Repeat the data verbatim.

→ Record extracts:

☆ ☆ ☆

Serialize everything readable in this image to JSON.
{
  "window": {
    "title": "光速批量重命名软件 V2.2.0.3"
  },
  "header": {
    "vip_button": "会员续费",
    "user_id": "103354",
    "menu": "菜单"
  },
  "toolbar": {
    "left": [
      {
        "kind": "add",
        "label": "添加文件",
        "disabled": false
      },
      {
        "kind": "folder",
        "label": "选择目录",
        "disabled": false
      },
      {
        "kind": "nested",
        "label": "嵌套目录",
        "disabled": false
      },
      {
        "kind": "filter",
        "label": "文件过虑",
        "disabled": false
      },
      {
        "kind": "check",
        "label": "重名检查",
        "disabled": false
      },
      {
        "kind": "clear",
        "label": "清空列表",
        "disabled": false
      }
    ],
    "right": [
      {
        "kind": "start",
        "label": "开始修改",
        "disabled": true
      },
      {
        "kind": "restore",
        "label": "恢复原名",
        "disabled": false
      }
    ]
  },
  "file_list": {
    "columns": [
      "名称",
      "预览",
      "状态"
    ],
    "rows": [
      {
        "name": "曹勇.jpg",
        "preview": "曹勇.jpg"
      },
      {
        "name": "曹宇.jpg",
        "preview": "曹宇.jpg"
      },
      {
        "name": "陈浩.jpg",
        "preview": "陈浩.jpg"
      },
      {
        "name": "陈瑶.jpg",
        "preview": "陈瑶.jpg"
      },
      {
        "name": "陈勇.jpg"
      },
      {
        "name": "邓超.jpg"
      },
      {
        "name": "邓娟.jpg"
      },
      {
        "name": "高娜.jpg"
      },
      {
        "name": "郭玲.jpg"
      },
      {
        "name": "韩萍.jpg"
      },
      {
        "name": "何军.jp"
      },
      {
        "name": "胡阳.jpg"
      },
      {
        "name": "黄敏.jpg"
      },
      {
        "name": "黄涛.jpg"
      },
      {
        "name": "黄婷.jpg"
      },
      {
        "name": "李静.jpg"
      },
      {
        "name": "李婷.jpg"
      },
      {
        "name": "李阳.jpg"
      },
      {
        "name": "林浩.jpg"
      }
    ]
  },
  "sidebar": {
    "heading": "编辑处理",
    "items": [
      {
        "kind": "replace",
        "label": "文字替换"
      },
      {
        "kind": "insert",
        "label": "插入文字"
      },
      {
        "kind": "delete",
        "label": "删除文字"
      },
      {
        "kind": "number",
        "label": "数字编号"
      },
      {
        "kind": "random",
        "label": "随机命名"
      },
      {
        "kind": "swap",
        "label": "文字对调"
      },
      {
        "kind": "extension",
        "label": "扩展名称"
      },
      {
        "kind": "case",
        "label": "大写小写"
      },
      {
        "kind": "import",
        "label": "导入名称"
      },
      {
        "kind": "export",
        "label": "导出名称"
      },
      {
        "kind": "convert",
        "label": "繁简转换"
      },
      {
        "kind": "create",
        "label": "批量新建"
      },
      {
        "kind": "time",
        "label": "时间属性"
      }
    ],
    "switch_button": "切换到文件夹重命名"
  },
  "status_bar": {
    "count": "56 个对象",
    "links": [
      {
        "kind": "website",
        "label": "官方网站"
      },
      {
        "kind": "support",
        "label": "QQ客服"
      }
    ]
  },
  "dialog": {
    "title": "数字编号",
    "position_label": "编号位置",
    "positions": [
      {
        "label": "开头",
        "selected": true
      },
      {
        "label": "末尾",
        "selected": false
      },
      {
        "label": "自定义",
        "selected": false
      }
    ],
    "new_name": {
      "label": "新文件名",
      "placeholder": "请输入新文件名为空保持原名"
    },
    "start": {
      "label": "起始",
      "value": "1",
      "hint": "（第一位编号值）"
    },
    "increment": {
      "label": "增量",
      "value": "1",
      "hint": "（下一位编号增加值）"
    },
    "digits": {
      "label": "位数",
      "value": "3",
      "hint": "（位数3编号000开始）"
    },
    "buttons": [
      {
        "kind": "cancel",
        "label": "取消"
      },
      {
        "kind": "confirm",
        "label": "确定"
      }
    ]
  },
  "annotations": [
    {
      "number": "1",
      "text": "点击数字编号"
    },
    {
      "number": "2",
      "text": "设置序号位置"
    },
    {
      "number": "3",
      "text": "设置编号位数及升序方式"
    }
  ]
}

☆ ☆ ☆

→ Answer for this exercise:
Serialize everything readable in this image to JSON.
{
  "window": {
    "title": "光速批量重命名软件 V2.2.0.3"
  },
  "header": {
    "vip_button": "会员续费",
    "user_id": "103354",
    "menu": "菜单"
  },
  "toolbar": {
    "left": [
      {
        "kind": "add",
        "label": "添加文件",
        "disabled": false
      },
      {
        "kind": "folder",
        "label": "选择目录",
        "disabled": false
      },
      {
        "kind": "nested",
        "label": "嵌套目录",
        "disabled": false
      },
      {
        "kind": "filter",
        "label": "文件过虑",
        "disabled": false
      },
      {
        "kind": "check",
        "label": "重名检查",
        "disabled": false
      },
      {
        "kind": "clear",
        "label": "清空列表",
        "disabled": false
      }
    ],
    "right": [
      {
        "kind": "start",
        "label": "开始修改",
        "disabled": true
      },
      {
        "kind": "restore",
        "label": "恢复原名",
        "disabled": false
      }
    ]
  },
  "file_list": {
    "columns": [
      "名称",
      "预览",
      "状态"
    ],
    "rows": [
      {
        "name": "曹勇.jpg",
        "preview": "曹勇.jpg"
      },
      {
        "name": "曹宇.jpg",
        "preview": "曹宇.jpg"
      },
      {
        "name": "陈浩.jpg",
        "preview": "陈浩.jpg"
      },
      {
        "name": "陈瑶.jpg",
        "preview": "陈瑶.jpg"
      },
      {
        "name": "陈勇.jpg"
      },
      {
        "name": "邓超.jpg"
      },
      {
        "name": "邓娟.jpg"
      },
      {
        "name": "高娜.jpg"
      },
      {
        "name": "郭玲.jpg"
      },
      {
        "name": "韩萍.jpg"
      },
      {
        "name": "何军.jp"
      },
      {
        "name": "胡阳.jpg"
      },
      {
        "name": "黄敏.jpg"
      },
      {
        "name": "黄涛.jpg"
      },
      {
        "name": "黄婷.jpg"
      },
      {
        "name": "李静.jpg"
      },
      {
        "name": "李婷.jpg"
      },
      {
        "name": "李阳.jpg"
      },
      {
        "name": "林浩.jpg"
      }
    ]
  },
  "sidebar": {
    "heading": "编辑处理",
    "items": [
      {
        "kind": "replace",
        "label": "文字替换"
      },
      {
        "kind": "insert",
        "label": "插入文字"
      },
      {
        "kind": "delete",
        "label": "删除文字"
      },
      {
        "kind": "number",
        "label": "数字编号"
      },
      {
        "kind": "random",
        "label": "随机命名"
      },
      {
        "kind": "swap",
        "label": "文字对调"
      },
      {
        "kind": "extension",
        "label": "扩展名称"
      },
      {
        "kind": "case",
        "label": "大写小写"
      },
      {
        "kind": "import",
        "label": "导入名称"
      },
      {
        "kind": "export",
        "label": "导出名称"
      },
      {
        "kind": "convert",
        "label": "繁简转换"
      },
      {
        "kind": "create",
        "label": "批量新建"
      },
      {
        "kind": "time",
        "label": "时间属性"
      }
    ],
    "switch_button": "切换到文件夹重命名"
  },
  "status_bar": {
    "count": "56 个对象",
    "links": [
      {
        "kind": "website",
        "label": "官方网站"
      },
      {
        "kind": "support",
        "label": "QQ客服"
      }
    ]
  },
  "dialog": {
    "title": "数字编号",
    "position_label": "编号位置",
    "positions": [
      {
        "label": "开头",
        "selected": true
      },
      {
        "label": "末尾",
        "selected": false
      },
      {
        "label": "自定义",
        "selected": false
      }
    ],
    "new_name": {
      "label": "新文件名",
      "placeholder": "请输入新文件名为空保持原名"
    },
    "start": {
      "label": "起始",
      "value": "1",
      "hint": "（第一位编号值）"
    },
    "increment": {
      "label": "增量",
      "value": "1",
      "hint": "（下一位编号增加值）"
    },
    "digits": {
      "label": "位数",
      "value": "3",
      "hint": "（位数3编号000开始）"
    },
    "buttons": [
      {
        "kind": "cancel",
        "label": "取消"
      },
      {
        "kind": "confirm",
        "label": "确定"
      }
    ]
  },
  "annotations": [
    {
      "number": "1",
      "text": "点击数字编号"
    },
    {
      "number": "2",
      "text": "设置序号位置"
    },
    {
      "number": "3",
      "text": "设置编号位数及升序方式"
    }
  ]
}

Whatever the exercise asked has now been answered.